-- BEGIN --

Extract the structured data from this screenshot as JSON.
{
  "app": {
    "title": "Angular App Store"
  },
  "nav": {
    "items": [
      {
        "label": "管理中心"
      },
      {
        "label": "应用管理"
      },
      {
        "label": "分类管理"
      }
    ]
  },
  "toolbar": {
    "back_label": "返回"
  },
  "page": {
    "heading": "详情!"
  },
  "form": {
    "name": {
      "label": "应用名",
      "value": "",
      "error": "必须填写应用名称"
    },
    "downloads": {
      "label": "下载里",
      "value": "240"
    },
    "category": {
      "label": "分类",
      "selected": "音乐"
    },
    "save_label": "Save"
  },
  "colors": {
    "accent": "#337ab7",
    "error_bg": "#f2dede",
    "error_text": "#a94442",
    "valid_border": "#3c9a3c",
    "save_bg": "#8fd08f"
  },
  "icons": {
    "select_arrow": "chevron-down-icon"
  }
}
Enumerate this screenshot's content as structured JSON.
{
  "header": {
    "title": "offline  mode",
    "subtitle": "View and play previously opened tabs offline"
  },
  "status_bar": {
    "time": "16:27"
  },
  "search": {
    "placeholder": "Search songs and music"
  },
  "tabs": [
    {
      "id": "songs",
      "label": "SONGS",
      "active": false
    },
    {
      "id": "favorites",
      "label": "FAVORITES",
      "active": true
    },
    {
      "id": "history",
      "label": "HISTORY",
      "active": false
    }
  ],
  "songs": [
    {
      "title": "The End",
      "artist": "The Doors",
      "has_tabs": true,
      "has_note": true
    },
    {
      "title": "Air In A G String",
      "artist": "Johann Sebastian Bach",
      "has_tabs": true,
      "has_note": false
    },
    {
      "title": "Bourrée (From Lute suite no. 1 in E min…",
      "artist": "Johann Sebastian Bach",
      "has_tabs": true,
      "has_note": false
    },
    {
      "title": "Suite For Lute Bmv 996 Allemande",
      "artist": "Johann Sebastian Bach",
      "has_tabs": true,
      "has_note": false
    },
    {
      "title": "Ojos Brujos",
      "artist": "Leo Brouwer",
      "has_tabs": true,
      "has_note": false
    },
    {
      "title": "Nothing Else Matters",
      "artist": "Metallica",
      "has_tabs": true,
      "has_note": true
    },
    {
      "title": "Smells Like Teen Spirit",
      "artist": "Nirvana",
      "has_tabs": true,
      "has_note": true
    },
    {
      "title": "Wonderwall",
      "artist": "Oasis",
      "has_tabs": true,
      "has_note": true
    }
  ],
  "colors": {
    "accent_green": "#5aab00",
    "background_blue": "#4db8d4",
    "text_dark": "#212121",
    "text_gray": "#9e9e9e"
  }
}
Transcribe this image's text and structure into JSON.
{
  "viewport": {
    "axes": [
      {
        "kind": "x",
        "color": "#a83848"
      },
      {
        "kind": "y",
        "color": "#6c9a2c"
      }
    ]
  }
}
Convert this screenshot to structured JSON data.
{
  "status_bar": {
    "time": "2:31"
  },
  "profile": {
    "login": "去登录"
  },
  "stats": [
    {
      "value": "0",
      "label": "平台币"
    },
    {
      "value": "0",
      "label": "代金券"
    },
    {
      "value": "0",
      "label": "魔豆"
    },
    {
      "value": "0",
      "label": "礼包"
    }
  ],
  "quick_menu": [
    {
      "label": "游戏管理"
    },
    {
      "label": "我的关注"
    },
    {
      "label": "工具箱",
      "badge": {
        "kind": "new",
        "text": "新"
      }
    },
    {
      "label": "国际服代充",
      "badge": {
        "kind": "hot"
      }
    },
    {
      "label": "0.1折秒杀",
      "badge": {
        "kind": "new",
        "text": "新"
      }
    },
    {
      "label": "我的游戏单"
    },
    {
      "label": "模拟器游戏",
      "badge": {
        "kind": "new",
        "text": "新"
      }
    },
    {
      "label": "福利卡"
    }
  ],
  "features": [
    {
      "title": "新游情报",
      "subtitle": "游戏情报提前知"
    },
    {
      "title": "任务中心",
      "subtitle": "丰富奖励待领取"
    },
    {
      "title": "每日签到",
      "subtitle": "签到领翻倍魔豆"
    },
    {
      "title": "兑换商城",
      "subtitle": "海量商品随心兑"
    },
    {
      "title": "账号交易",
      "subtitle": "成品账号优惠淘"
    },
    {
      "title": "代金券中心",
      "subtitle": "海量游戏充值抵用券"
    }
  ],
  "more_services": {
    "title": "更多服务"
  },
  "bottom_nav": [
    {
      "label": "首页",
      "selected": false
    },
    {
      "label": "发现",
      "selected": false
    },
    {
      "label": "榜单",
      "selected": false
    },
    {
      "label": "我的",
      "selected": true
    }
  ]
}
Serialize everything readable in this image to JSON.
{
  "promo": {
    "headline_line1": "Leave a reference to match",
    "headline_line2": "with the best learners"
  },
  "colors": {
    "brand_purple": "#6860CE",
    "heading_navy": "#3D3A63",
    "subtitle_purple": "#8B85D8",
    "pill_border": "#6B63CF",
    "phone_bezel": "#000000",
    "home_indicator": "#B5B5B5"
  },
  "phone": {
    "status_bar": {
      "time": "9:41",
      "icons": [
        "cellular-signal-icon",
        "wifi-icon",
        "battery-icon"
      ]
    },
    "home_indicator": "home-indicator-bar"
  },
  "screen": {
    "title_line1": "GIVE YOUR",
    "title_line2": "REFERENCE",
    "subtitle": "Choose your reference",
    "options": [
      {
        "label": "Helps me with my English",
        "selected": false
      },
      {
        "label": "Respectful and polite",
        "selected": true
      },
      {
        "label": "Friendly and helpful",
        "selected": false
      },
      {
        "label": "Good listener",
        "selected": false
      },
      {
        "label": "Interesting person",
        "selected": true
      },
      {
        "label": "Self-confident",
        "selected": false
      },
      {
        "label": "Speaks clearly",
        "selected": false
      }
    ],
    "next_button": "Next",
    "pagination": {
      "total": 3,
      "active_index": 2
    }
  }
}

-- END --

### EXERCISE INSTRUCTIONS
Repeat the whole listing exactly, keeping every line intact.

### THE OUTPUT
Extract the structured data from this screenshot as JSON.
{
  "app": {
    "title": "Angular App Store"
  },
  "nav": {
    "items": [
      {
        "label": "管理中心"
      },
      {
        "label": "应用管理"
      },
      {
        "label": "分类管理"
      }
    ]
  },
  "toolbar": {
    "back_label": "返回"
  },
  "page": {
    "heading": "详情!"
  },
  "form": {
    "name": {
      "label": "应用名",
      "value": "",
      "error": "必须填写应用名称"
    },
    "downloads": {
      "label": "下载里",
      "value": "240"
    },
    "category": {
      "label": "分类",
      "selected": "音乐"
    },
    "save_label": "Save"
  },
  "colors": {
    "accent": "#337ab7",
    "error_bg": "#f2dede",
    "error_text": "#a94442",
    "valid_border": "#3c9a3c",
    "save_bg": "#8fd08f"
  },
  "icons": {
    "select_arrow": "chevron-down-icon"
  }
}
Enumerate this screenshot's content as structured JSON.
{
  "header": {
    "title": "offline  mode",
    "subtitle": "View and play previously opened tabs offline"
  },
  "status_bar": {
    "time": "16:27"
  },
  "search": {
    "placeholder": "Search songs and music"
  },
  "tabs": [
    {
      "id": "songs",
      "label": "SONGS",
      "active": false
    },
    {
      "id": "favorites",
      "label": "FAVORITES",
      "active": true
    },
    {
      "id": "history",
      "label": "HISTORY",
      "active": false
    }
  ],
  "songs": [
    {
      "title": "The End",
      "artist": "The Doors",
      "has_tabs": true,
      "has_note": true
    },
    {
      "title": "Air In A G String",
      "artist": "Johann Sebastian Bach",
      "has_tabs": true,
      "has_note": false
    },
    {
      "title": "Bourrée (From Lute suite no. 1 in E min…",
      "artist": "Johann Sebastian Bach",
      "has_tabs": true,
      "has_note": false
    },
    {
      "title": "Suite For Lute Bmv 996 Allemande",
      "artist": "Johann Sebastian Bach",
      "has_tabs": true,
      "has_note": false
    },
    {
      "title": "Ojos Brujos",
      "artist": "Leo Brouwer",
      "has_tabs": true,
      "has_note": false
    },
    {
      "title": "Nothing Else Matters",
      "artist": "Metallica",
      "has_tabs": true,
      "has_note": true
    },
    {
      "title": "Smells Like Teen Spirit",
      "artist": "Nirvana",
      "has_tabs": true,
      "has_note": true
    },
    {
      "title": "Wonderwall",
      "artist": "Oasis",
      "has_tabs": true,
      "has_note": true
    }
  ],
  "colors": {
    "accent_green": "#5aab00",
    "background_blue": "#4db8d4",
    "text_dark": "#212121",
    "text_gray": "#9e9e9e"
  }
}
Transcribe this image's text and structure into JSON.
{
  "viewport": {
    "axes": [
      {
        "kind": "x",
        "color": "#a83848"
      },
      {
        "kind": "y",
        "color": "#6c9a2c"
      }
    ]
  }
}
Convert this screenshot to structured JSON data.
{
  "status_bar": {
    "time": "2:31"
  },
  "profile": {
    "login": "去登录"
  },
  "stats": [
    {
      "value": "0",
      "label": "平台币"
    },
    {
      "value": "0",
      "label": "代金券"
    },
    {
      "value": "0",
      "label": "魔豆"
    },
    {
      "value": "0",
      "label": "礼包"
    }
  ],
  "quick_menu": [
    {
      "label": "游戏管理"
    },
    {
      "label": "我的关注"
    },
    {
      "label": "工具箱",
      "badge": {
        "kind": "new",
        "text": "新"
      }
    },
    {
      "label": "国际服代充",
      "badge": {
        "kind": "hot"
      }
    },
    {
      "label": "0.1折秒杀",
      "badge": {
        "kind": "new",
        "text": "新"
      }
    },
    {
      "label": "我的游戏单"
    },
    {
      "label": "模拟器游戏",
      "badge": {
        "kind": "new",
        "text": "新"
      }
    },
    {
      "label": "福利卡"
    }
  ],
  "features": [
    {
      "title": "新游情报",
      "subtitle": "游戏情报提前知"
    },
    {
      "title": "任务中心",
      "subtitle": "丰富奖励待领取"
    },
    {
      "title": "每日签到",
      "subtitle": "签到领翻倍魔豆"
    },
    {
      "title": "兑换商城",
      "subtitle": "海量商品随心兑"
    },
    {
      "title": "账号交易",
      "subtitle": "成品账号优惠淘"
    },
    {
      "title": "代金券中心",
      "subtitle": "海量游戏充值抵用券"
    }
  ],
  "more_services": {
    "title": "更多服务"
  },
  "bottom_nav": [
    {
      "label": "首页",
      "selected": false
    },
    {
      "label": "发现",
      "selected": false
    },
    {
      "label": "榜单",
      "selected": false
    },
    {
      "label": "我的",
      "selected": true
    }
  ]
}
Serialize everything readable in this image to JSON.
{
  "promo": {
    "headline_line1": "Leave a reference to match",
    "headline_line2": "with the best learners"
  },
  "colors": {
    "brand_purple": "#6860CE",
    "heading_navy": "#3D3A63",
    "subtitle_purple": "#8B85D8",
    "pill_border": "#6B63CF",
    "phone_bezel": "#000000",
    "home_indicator": "#B5B5B5"
  },
  "phone": {
    "status_bar": {
      "time": "9:41",
      "icons": [
        "cellular-signal-icon",
        "wifi-icon",
        "battery-icon"
      ]
    },
    "home_indicator": "home-indicator-bar"
  },
  "screen": {
    "title_line1": "GIVE YOUR",
    "title_line2": "REFERENCE",
    "subtitle": "Choose your reference",
    "options": [
      {
        "label": "Helps me with my English",
        "selected": false
      },
      {
        "label": "Respectful and polite",
        "selected": true
      },
      {
        "label": "Friendly and helpful",
        "selected": false
      },
      {
        "label": "Good listener",
        "selected": false
      },
      {
        "label": "Interesting person",
        "selected": true
      },
      {
        "label": "Self-confident",
        "selected": false
      },
      {
        "label": "Speaks clearly",
        "selected": false
      }
    ],
    "next_button": "Next",
    "pagination": {
      "total": 3,
      "active_index": 2
    }
  }
}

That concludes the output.